TASK STATEMENT
Look through the material below. Copy each line that contains the string "слово".

PROVIDED ENTRIES
______
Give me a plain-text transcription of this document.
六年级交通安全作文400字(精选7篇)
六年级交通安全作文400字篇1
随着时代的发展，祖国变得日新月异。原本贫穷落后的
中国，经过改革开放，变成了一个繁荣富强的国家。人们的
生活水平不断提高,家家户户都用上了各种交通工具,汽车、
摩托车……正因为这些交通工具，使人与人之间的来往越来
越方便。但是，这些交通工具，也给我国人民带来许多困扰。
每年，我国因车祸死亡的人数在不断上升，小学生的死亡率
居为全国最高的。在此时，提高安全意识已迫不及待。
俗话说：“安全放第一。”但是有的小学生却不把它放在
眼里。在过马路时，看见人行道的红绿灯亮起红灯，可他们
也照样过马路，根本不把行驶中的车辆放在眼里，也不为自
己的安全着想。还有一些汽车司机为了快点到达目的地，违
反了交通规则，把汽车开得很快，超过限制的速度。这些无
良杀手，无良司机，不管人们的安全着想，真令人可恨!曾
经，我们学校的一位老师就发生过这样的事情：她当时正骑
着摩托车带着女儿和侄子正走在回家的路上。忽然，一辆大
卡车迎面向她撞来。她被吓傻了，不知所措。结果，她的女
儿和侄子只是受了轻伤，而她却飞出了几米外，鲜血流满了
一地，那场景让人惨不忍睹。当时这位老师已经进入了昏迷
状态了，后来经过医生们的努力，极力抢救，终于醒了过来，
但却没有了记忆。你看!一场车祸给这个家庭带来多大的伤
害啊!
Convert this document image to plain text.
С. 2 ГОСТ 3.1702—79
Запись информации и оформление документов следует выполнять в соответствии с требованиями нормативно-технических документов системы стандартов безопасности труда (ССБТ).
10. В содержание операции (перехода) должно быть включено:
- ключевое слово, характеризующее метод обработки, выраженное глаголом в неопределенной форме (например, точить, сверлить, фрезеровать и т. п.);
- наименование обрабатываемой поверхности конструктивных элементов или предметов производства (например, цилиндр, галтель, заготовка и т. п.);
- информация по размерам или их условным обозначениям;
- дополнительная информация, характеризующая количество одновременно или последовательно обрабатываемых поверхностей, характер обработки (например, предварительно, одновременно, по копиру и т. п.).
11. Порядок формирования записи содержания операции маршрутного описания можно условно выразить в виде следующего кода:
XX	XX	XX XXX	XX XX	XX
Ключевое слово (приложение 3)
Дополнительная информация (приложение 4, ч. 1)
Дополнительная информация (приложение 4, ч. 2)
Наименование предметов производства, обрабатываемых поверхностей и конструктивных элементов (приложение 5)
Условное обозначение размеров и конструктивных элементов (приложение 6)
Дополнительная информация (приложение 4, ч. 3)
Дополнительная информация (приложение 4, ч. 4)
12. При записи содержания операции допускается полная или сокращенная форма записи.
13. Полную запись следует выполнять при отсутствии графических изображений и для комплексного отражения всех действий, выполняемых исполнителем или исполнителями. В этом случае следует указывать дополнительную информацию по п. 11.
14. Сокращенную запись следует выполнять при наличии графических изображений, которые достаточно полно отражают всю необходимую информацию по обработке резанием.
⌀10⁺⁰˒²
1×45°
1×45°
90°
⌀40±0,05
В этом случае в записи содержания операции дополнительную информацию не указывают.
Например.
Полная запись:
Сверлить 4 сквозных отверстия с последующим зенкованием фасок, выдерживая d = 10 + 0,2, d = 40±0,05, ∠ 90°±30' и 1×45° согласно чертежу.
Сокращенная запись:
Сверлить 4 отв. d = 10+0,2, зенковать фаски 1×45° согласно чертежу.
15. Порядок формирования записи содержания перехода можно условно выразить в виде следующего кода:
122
______
CORRECT OUTPUT
- ключевое слово, характеризующее метод обработки, выраженное глаголом в неопределенной форме (например, точить, сверлить, фрезеровать и т. п.);
Ключевое слово (приложение 3)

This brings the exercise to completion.